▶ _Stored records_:
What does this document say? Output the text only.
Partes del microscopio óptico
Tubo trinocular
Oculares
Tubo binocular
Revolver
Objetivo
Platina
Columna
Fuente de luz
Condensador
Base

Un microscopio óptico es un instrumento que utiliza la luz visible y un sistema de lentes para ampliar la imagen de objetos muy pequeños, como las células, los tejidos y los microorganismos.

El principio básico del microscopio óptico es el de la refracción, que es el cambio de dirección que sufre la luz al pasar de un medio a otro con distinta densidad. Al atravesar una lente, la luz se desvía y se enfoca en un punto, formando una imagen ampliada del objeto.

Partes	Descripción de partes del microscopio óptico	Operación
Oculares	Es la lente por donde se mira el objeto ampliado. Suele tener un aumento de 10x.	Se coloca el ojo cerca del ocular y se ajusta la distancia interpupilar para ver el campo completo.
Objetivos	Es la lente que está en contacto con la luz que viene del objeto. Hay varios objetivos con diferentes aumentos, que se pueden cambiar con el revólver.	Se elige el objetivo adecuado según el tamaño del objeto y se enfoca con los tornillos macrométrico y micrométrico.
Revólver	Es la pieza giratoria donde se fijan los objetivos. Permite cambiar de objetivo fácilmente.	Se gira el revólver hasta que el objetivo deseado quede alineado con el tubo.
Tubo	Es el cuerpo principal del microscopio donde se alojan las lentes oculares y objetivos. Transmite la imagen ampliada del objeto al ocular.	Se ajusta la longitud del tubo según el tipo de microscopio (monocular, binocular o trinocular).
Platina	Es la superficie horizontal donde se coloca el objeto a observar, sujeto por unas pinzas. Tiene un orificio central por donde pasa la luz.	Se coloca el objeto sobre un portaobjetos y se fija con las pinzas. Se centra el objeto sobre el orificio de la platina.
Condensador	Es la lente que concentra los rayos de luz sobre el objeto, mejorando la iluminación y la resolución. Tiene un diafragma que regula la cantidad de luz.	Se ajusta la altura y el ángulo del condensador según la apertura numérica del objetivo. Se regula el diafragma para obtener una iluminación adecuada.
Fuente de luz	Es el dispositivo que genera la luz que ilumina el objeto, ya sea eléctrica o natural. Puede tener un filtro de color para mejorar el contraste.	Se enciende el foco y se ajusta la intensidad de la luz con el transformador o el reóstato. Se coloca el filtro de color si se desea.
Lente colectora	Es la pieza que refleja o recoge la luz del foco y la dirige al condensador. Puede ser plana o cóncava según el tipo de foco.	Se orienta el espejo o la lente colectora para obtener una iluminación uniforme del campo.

▶ _Exercise_:
Reproduce all the records precisely.

▶ _The response_:
What does this document say? Output the text only.
Partes del microscopio óptico
Tubo trinocular
Oculares
Tubo binocular
Revolver
Objetivo
Platina
Columna
Fuente de luz
Condensador
Base

Un microscopio óptico es un instrumento que utiliza la luz visible y un sistema de lentes para ampliar la imagen de objetos muy pequeños, como las células, los tejidos y los microorganismos.

El principio básico del microscopio óptico es el de la refracción, que es el cambio de dirección que sufre la luz al pasar de un medio a otro con distinta densidad. Al atravesar una lente, la luz se desvía y se enfoca en un punto, formando una imagen ampliada del objeto.

Partes	Descripción de partes del microscopio óptico	Operación
Oculares	Es la lente por donde se mira el objeto ampliado. Suele tener un aumento de 10x.	Se coloca el ojo cerca del ocular y se ajusta la distancia interpupilar para ver el campo completo.
Objetivos	Es la lente que está en contacto con la luz que viene del objeto. Hay varios objetivos con diferentes aumentos, que se pueden cambiar con el revólver.	Se elige el objetivo adecuado según el tamaño del objeto y se enfoca con los tornillos macrométrico y micrométrico.
Revólver	Es la pieza giratoria donde se fijan los objetivos. Permite cambiar de objetivo fácilmente.	Se gira el revólver hasta que el objetivo deseado quede alineado con el tubo.
Tubo	Es el cuerpo principal del microscopio donde se alojan las lentes oculares y objetivos. Transmite la imagen ampliada del objeto al ocular.	Se ajusta la longitud del tubo según el tipo de microscopio (monocular, binocular o trinocular).
Platina	Es la superficie horizontal donde se coloca el objeto a observar, sujeto por unas pinzas. Tiene un orificio central por donde pasa la luz.	Se coloca el objeto sobre un portaobjetos y se fija con las pinzas. Se centra el objeto sobre el orificio de la platina.
Condensador	Es la lente que concentra los rayos de luz sobre el objeto, mejorando la iluminación y la resolución. Tiene un diafragma que regula la cantidad de luz.	Se ajusta la altura y el ángulo del condensador según la apertura numérica del objetivo. Se regula el diafragma para obtener una iluminación adecuada.
Fuente de luz	Es el dispositivo que genera la luz que ilumina el objeto, ya sea eléctrica o natural. Puede tener un filtro de color para mejorar el contraste.	Se enciende el foco y se ajusta la intensidad de la luz con el transformador o el reóstato. Se coloca el filtro de color si se desea.
Lente colectora	Es la pieza que refleja o recoge la luz del foco y la dirige al condensador. Puede ser plana o cóncava según el tipo de foco.	Se orienta el espejo o la lente colectora para obtener una iluminación uniforme del campo.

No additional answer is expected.